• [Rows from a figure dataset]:
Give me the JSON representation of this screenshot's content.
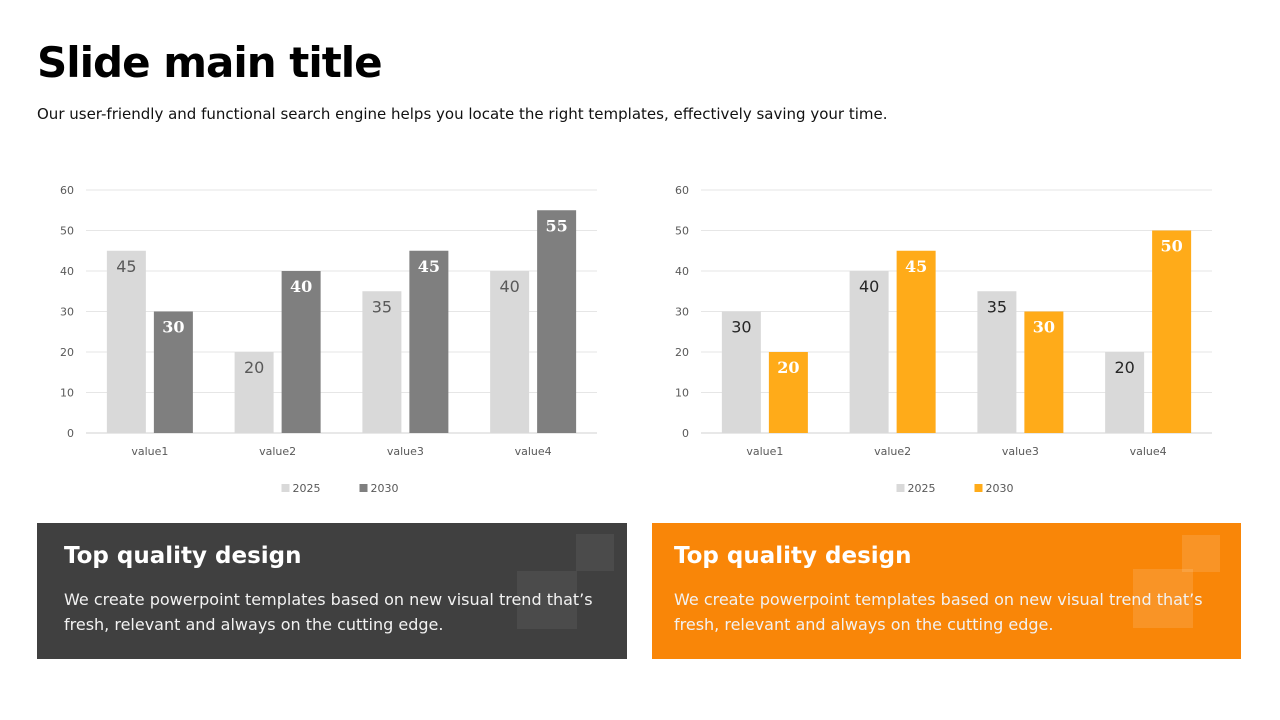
{
  "header": {
    "title": "Slide main title",
    "subtitle": "Our user-friendly and functional search engine helps you locate the right templates, effectively saving your time."
  },
  "chart_data": [
    {
      "type": "bar",
      "categories": [
        "value1",
        "value2",
        "value3",
        "value4"
      ],
      "series": [
        {
          "name": "2025",
          "values": [
            45,
            20,
            35,
            40
          ],
          "color": "#d9d9d9",
          "label_color": "#595959"
        },
        {
          "name": "2030",
          "values": [
            30,
            40,
            45,
            55
          ],
          "color": "#7f7f7f",
          "label_color": "#ffffff"
        }
      ],
      "ylim": [
        0,
        60
      ],
      "yticks": [
        0,
        10,
        20,
        30,
        40,
        50,
        60
      ],
      "grid": true,
      "legend": "bottom"
    },
    {
      "type": "bar",
      "categories": [
        "value1",
        "value2",
        "value3",
        "value4"
      ],
      "series": [
        {
          "name": "2025",
          "values": [
            30,
            40,
            35,
            20
          ],
          "color": "#d9d9d9",
          "label_color": "#262626"
        },
        {
          "name": "2030",
          "values": [
            20,
            45,
            30,
            50
          ],
          "color": "#ffab19",
          "label_color": "#ffffff"
        }
      ],
      "ylim": [
        0,
        60
      ],
      "yticks": [
        0,
        10,
        20,
        30,
        40,
        50,
        60
      ],
      "grid": true,
      "legend": "bottom"
    }
  ],
  "cards": [
    {
      "title": "Top quality design",
      "body": "We create powerpoint templates based on new visual trend that’s fresh, relevant and always on the cutting edge."
    },
    {
      "title": "Top quality design",
      "body": "We create powerpoint templates based on new visual trend that’s fresh, relevant and always on the cutting edge."
    }
  ]
}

• [Task statement]:
Every record gets retyped exactly; no picture goes into the copy.

• [Task output]:
Give me the JSON representation of this screenshot's content.
{
  "header": {
    "title": "Slide main title",
    "subtitle": "Our user-friendly and functional search engine helps you locate the right templates, effectively saving your time."
  },
  "chart_data": [
    {
      "type": "bar",
      "categories": [
        "value1",
        "value2",
        "value3",
        "value4"
      ],
      "series": [
        {
          "name": "2025",
          "values": [
            45,
            20,
            35,
            40
          ],
          "color": "#d9d9d9",
          "label_color": "#595959"
        },
        {
          "name": "2030",
          "values": [
            30,
            40,
            45,
            55
          ],
          "color": "#7f7f7f",
          "label_color": "#ffffff"
        }
      ],
      "ylim": [
        0,
        60
      ],
      "yticks": [
        0,
        10,
        20,
        30,
        40,
        50,
        60
      ],
      "grid": true,
      "legend": "bottom"
    },
    {
      "type": "bar",
      "categories": [
        "value1",
        "value2",
        "value3",
        "value4"
      ],
      "series": [
        {
          "name": "2025",
          "values": [
            30,
            40,
            35,
            20
          ],
          "color": "#d9d9d9",
          "label_color": "#262626"
        },
        {
          "name": "2030",
          "values": [
            20,
            45,
            30,
            50
          ],
          "color": "#ffab19",
          "label_color": "#ffffff"
        }
      ],
      "ylim": [
        0,
        60
      ],
      "yticks": [
        0,
        10,
        20,
        30,
        40,
        50,
        60
      ],
      "grid": true,
      "legend": "bottom"
    }
  ],
  "cards": [
    {
      "title": "Top quality design",
      "body": "We create powerpoint templates based on new visual trend that’s fresh, relevant and always on the cutting edge."
    },
    {
      "title": "Top quality design",
      "body": "We create powerpoint templates based on new visual trend that’s fresh, relevant and always on the cutting edge."
    }
  ]
}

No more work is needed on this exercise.